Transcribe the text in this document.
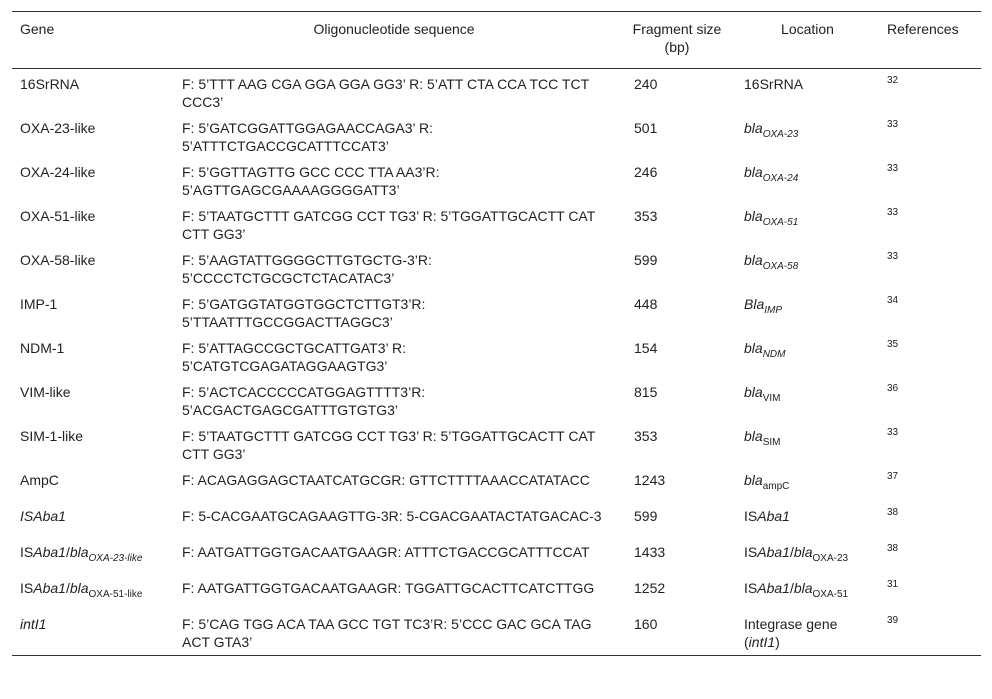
Gene	Oligonucleotide sequence	Fragment size (bp)	Location	References
16SrRNA	F: 5’TTT AAG CGA GGA GGA GG3’ R: 5’ATT CTA CCA TCC TCT CCC3’	240	16SrRNA	$^{32}$
OXA-23-like	F: 5’GATCGGATTGGAGAACCAGA3’ R: 5’ATTTCTGACCGCATTTCCAT3’	501	bla$_{OXA-23}$	$^{33}$
OXA-24-like	F: 5’GGTTAGTTG GCC CCC TTA AA3’R: 5’AGTTGAGCGAAAAGGGGATT3’	246	bla$_{OXA-24}$	$^{33}$
OXA-51-like	F: 5’TAATGCTTT GATCGG CCT TG3’ R: 5’TGGATTGCACTT CAT CTT GG3’	353	bla$_{OXA-51}$	$^{33}$
OXA-58-like	F: 5’AAGTATTGGGGCTTGTGCTG-3’R: 5’CCCCTCTGCGCTCTACATAC3’	599	bla$_{OXA-58}$	$^{33}$
IMP-1	F: 5’GATGGTATGGTGGCTCTTGT3’R: 5’TTAATTTGCCGGACTTAGGC3’	448	Bla$_{IMP}$	$^{34}$
NDM-1	F: 5’ATTAGCCGCTGCATTGAT3’ R: 5’CATGTCGAGATAGGAAGTG3’	154	bla$_{NDM}$	$^{35}$
VIM-like	F: 5’ACTCACCCCCATGGAGTTTT3’R: 5’ACGACTGAGCGATTTGTGTG3’	815	bla$_{VIM}$	$^{36}$
SIM-1-like	F: 5’TAATGCTTT GATCGG CCT TG3’ R: 5’TGGATTGCACTT CAT CTT GG3’	353	bla$_{SIM}$	$^{33}$
AmpC	F: ACAGAGGAGCTAATCATGCGR: GTTCTTTTAAACCATATACC	1243	bla$_{ampC}$	$^{37}$
ISAba1	F: 5-CACGAATGCAGAAGTTG-3R: 5-CGACGAATACTATGACAC-3	599	ISAba1	$^{38}$
ISAba1/bla$_{OXA-23-like}$	F: AATGATTGGTGACAATGAAGR: ATTTCTGACCGCATTTCCAT	1433	ISAba1/bla$_{OXA-23}$	$^{38}$
ISAba1/bla$_{OXA-51-like}$	F: AATGATTGGTGACAATGAAGR: TGGATTGCACTTCATCTTGG	1252	ISAba1/bla$_{OXA-51}$	$^{31}$
intI1	F: 5’CAG TGG ACA TAA GCC TGT TC3’R: 5’CCC GAC GCA TAG ACT GTA3’	160	Integrase gene (intI1)	$^{39}$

[Exercise requirements]: For this exercise, return the data above exactly and leave every picture out.

[Task solution]:
Transcribe the text in this document.
Gene	Oligonucleotide sequence	Fragment size (bp)	Location	References
16SrRNA	F: 5’TTT AAG CGA GGA GGA GG3’ R: 5’ATT CTA CCA TCC TCT CCC3’	240	16SrRNA	$^{32}$
OXA-23-like	F: 5’GATCGGATTGGAGAACCAGA3’ R: 5’ATTTCTGACCGCATTTCCAT3’	501	bla$_{OXA-23}$	$^{33}$
OXA-24-like	F: 5’GGTTAGTTG GCC CCC TTA AA3’R: 5’AGTTGAGCGAAAAGGGGATT3’	246	bla$_{OXA-24}$	$^{33}$
OXA-51-like	F: 5’TAATGCTTT GATCGG CCT TG3’ R: 5’TGGATTGCACTT CAT CTT GG3’	353	bla$_{OXA-51}$	$^{33}$
OXA-58-like	F: 5’AAGTATTGGGGCTTGTGCTG-3’R: 5’CCCCTCTGCGCTCTACATAC3’	599	bla$_{OXA-58}$	$^{33}$
IMP-1	F: 5’GATGGTATGGTGGCTCTTGT3’R: 5’TTAATTTGCCGGACTTAGGC3’	448	Bla$_{IMP}$	$^{34}$
NDM-1	F: 5’ATTAGCCGCTGCATTGAT3’ R: 5’CATGTCGAGATAGGAAGTG3’	154	bla$_{NDM}$	$^{35}$
VIM-like	F: 5’ACTCACCCCCATGGAGTTTT3’R: 5’ACGACTGAGCGATTTGTGTG3’	815	bla$_{VIM}$	$^{36}$
SIM-1-like	F: 5’TAATGCTTT GATCGG CCT TG3’ R: 5’TGGATTGCACTT CAT CTT GG3’	353	bla$_{SIM}$	$^{33}$
AmpC	F: ACAGAGGAGCTAATCATGCGR: GTTCTTTTAAACCATATACC	1243	bla$_{ampC}$	$^{37}$
ISAba1	F: 5-CACGAATGCAGAAGTTG-3R: 5-CGACGAATACTATGACAC-3	599	ISAba1	$^{38}$
ISAba1/bla$_{OXA-23-like}$	F: AATGATTGGTGACAATGAAGR: ATTTCTGACCGCATTTCCAT	1433	ISAba1/bla$_{OXA-23}$	$^{38}$
ISAba1/bla$_{OXA-51-like}$	F: AATGATTGGTGACAATGAAGR: TGGATTGCACTTCATCTTGG	1252	ISAba1/bla$_{OXA-51}$	$^{31}$
intI1	F: 5’CAG TGG ACA TAA GCC TGT TC3’R: 5’CCC GAC GCA TAG ACT GTA3’	160	Integrase gene (intI1)	$^{39}$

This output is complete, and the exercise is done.